■ **YOUR GOAL**
Pull every line of the entries that has the word "Magnitude".

[Collection entries]
= = = =

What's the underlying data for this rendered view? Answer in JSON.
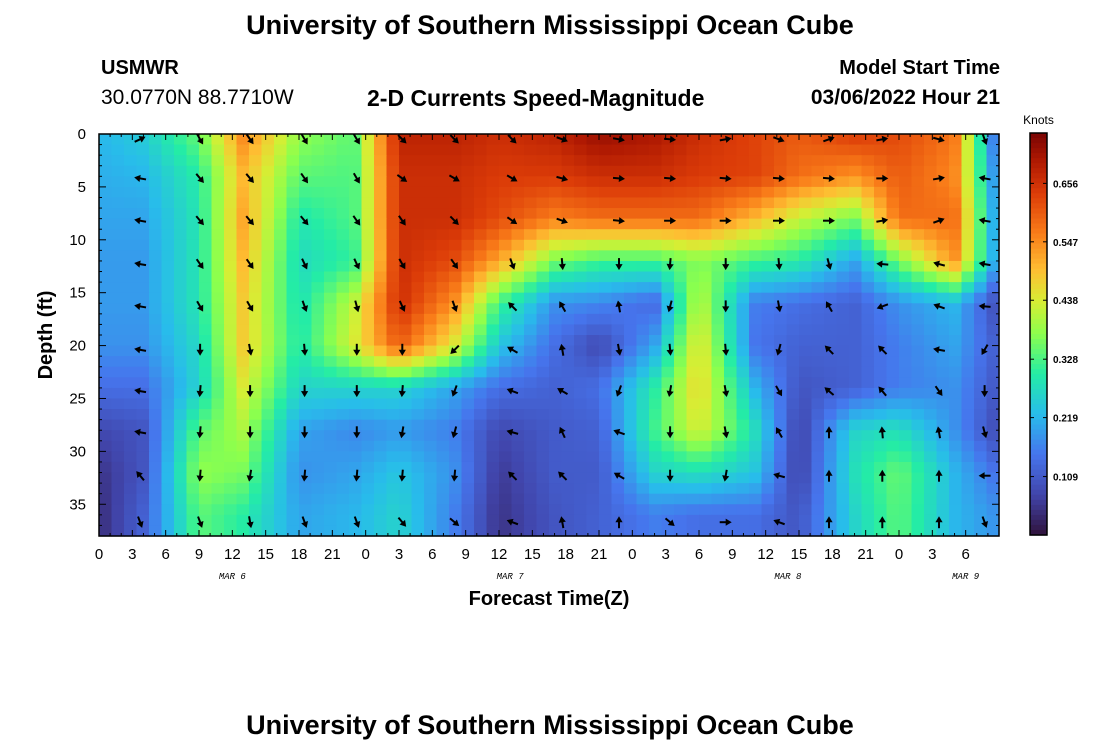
{
  "header": {
    "title": "University of Southern Mississippi Ocean Cube",
    "station": "USMWR",
    "coords": "30.0770N  88.7710W",
    "subtitle": "2-D Currents Speed-Magnitude",
    "model_label": "Model Start Time",
    "model_time": "03/06/2022 Hour 21"
  },
  "footer": {
    "title": "University of Southern Mississippi Ocean Cube"
  },
  "chart_data": {
    "type": "heatmap",
    "title": "2-D Currents Speed-Magnitude",
    "xlabel": "Forecast Time(Z)",
    "ylabel": "Depth (ft)",
    "x_range_hours": [
      0,
      81
    ],
    "x_tick_labels": [
      "0",
      "3",
      "6",
      "9",
      "12",
      "15",
      "18",
      "21",
      "0",
      "3",
      "6",
      "9",
      "12",
      "15",
      "18",
      "21",
      "0",
      "3",
      "6",
      "9",
      "12",
      "15",
      "18",
      "21",
      "0",
      "3",
      "6"
    ],
    "day_labels": [
      {
        "label": "MAR 6",
        "hour": 12
      },
      {
        "label": "MAR 7",
        "hour": 37
      },
      {
        "label": "MAR 8",
        "hour": 62
      },
      {
        "label": "MAR 9",
        "hour": 78
      }
    ],
    "ylim": [
      0,
      38
    ],
    "y_ticks": [
      0,
      5,
      10,
      15,
      20,
      25,
      30,
      35
    ],
    "colorbar": {
      "title": "Knots",
      "ticks": [
        "0.656",
        "0.547",
        "0.438",
        "0.328",
        "0.219",
        "0.109"
      ],
      "tick_values": [
        0.656,
        0.547,
        0.438,
        0.328,
        0.219,
        0.109
      ],
      "range": [
        0.0,
        0.75
      ]
    },
    "hours": [
      0,
      4,
      9,
      13,
      18,
      23,
      27,
      32,
      36,
      41,
      45,
      50,
      54,
      59,
      63,
      68,
      72,
      77,
      81
    ],
    "depths": [
      0,
      4,
      8,
      12,
      16,
      20,
      24,
      28,
      32,
      36
    ],
    "speed": [
      [
        0.22,
        0.25,
        0.35,
        0.55,
        0.38,
        0.34,
        0.68,
        0.68,
        0.66,
        0.68,
        0.72,
        0.7,
        0.66,
        0.63,
        0.6,
        0.64,
        0.62,
        0.57,
        0.1
      ],
      [
        0.21,
        0.22,
        0.3,
        0.5,
        0.34,
        0.33,
        0.66,
        0.66,
        0.64,
        0.64,
        0.66,
        0.66,
        0.64,
        0.63,
        0.58,
        0.54,
        0.6,
        0.55,
        0.14
      ],
      [
        0.2,
        0.2,
        0.29,
        0.52,
        0.29,
        0.33,
        0.66,
        0.66,
        0.62,
        0.56,
        0.58,
        0.58,
        0.58,
        0.5,
        0.42,
        0.36,
        0.58,
        0.58,
        0.16
      ],
      [
        0.19,
        0.19,
        0.29,
        0.5,
        0.27,
        0.31,
        0.66,
        0.62,
        0.52,
        0.36,
        0.32,
        0.32,
        0.37,
        0.32,
        0.3,
        0.2,
        0.36,
        0.54,
        0.17
      ],
      [
        0.19,
        0.19,
        0.29,
        0.48,
        0.28,
        0.42,
        0.66,
        0.54,
        0.32,
        0.18,
        0.17,
        0.13,
        0.42,
        0.16,
        0.14,
        0.12,
        0.18,
        0.22,
        0.08
      ],
      [
        0.18,
        0.18,
        0.27,
        0.48,
        0.29,
        0.44,
        0.6,
        0.44,
        0.24,
        0.14,
        0.08,
        0.2,
        0.46,
        0.15,
        0.12,
        0.12,
        0.16,
        0.2,
        0.11
      ],
      [
        0.14,
        0.14,
        0.26,
        0.44,
        0.26,
        0.26,
        0.26,
        0.2,
        0.14,
        0.12,
        0.14,
        0.3,
        0.47,
        0.22,
        0.1,
        0.12,
        0.16,
        0.18,
        0.1
      ],
      [
        0.08,
        0.1,
        0.34,
        0.4,
        0.2,
        0.17,
        0.19,
        0.16,
        0.08,
        0.11,
        0.12,
        0.32,
        0.44,
        0.28,
        0.07,
        0.26,
        0.28,
        0.18,
        0.08
      ],
      [
        0.05,
        0.1,
        0.38,
        0.36,
        0.18,
        0.2,
        0.24,
        0.18,
        0.06,
        0.11,
        0.11,
        0.26,
        0.28,
        0.24,
        0.07,
        0.28,
        0.35,
        0.22,
        0.14
      ],
      [
        0.04,
        0.12,
        0.34,
        0.3,
        0.2,
        0.22,
        0.26,
        0.16,
        0.05,
        0.1,
        0.12,
        0.16,
        0.14,
        0.14,
        0.1,
        0.26,
        0.34,
        0.22,
        0.18
      ]
    ],
    "vector_hours": [
      3.7,
      9.1,
      13.6,
      18.5,
      23.2,
      27.3,
      32.0,
      37.2,
      41.7,
      46.8,
      51.4,
      56.4,
      61.2,
      65.7,
      70.5,
      75.6,
      79.7
    ],
    "vector_depths": [
      0.5,
      4.2,
      8.2,
      12.3,
      16.3,
      20.4,
      24.3,
      28.2,
      32.3,
      36.7
    ],
    "vector_dir": [
      [
        -25,
        60,
        55,
        60,
        60,
        45,
        45,
        45,
        20,
        10,
        5,
        -10,
        20,
        -20,
        -10,
        15,
        70
      ],
      [
        -170,
        50,
        50,
        55,
        60,
        35,
        30,
        30,
        15,
        5,
        5,
        5,
        5,
        5,
        0,
        -10,
        -170
      ],
      [
        -170,
        50,
        50,
        50,
        55,
        55,
        45,
        35,
        20,
        5,
        0,
        0,
        0,
        0,
        -10,
        -20,
        -170
      ],
      [
        -170,
        55,
        55,
        65,
        65,
        60,
        55,
        70,
        85,
        90,
        95,
        90,
        85,
        75,
        -175,
        -165,
        -170
      ],
      [
        -170,
        60,
        60,
        70,
        75,
        65,
        70,
        -135,
        -120,
        -100,
        105,
        90,
        80,
        -120,
        160,
        -160,
        -175
      ],
      [
        -170,
        90,
        80,
        85,
        90,
        90,
        135,
        -150,
        -100,
        80,
        85,
        85,
        105,
        -135,
        -135,
        -170,
        120
      ],
      [
        -170,
        95,
        90,
        90,
        90,
        95,
        110,
        -160,
        -150,
        110,
        100,
        80,
        60,
        -140,
        -130,
        55,
        90
      ],
      [
        -170,
        95,
        90,
        90,
        90,
        100,
        105,
        -165,
        -115,
        -160,
        90,
        80,
        -120,
        -90,
        -95,
        -100,
        75
      ],
      [
        -130,
        95,
        100,
        95,
        95,
        95,
        95,
        -135,
        -135,
        -150,
        90,
        100,
        -165,
        -90,
        -90,
        -90,
        -180
      ],
      [
        70,
        70,
        80,
        70,
        70,
        50,
        40,
        -160,
        -100,
        -90,
        40,
        0,
        -160,
        -90,
        -90,
        -90,
        70
      ]
    ]
  }
}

= = = =

■ **RESPONSE TO THE EXERCISE**
    "subtitle": "2-D Currents Speed-Magnitude",
    "title": "2-D Currents Speed-Magnitude",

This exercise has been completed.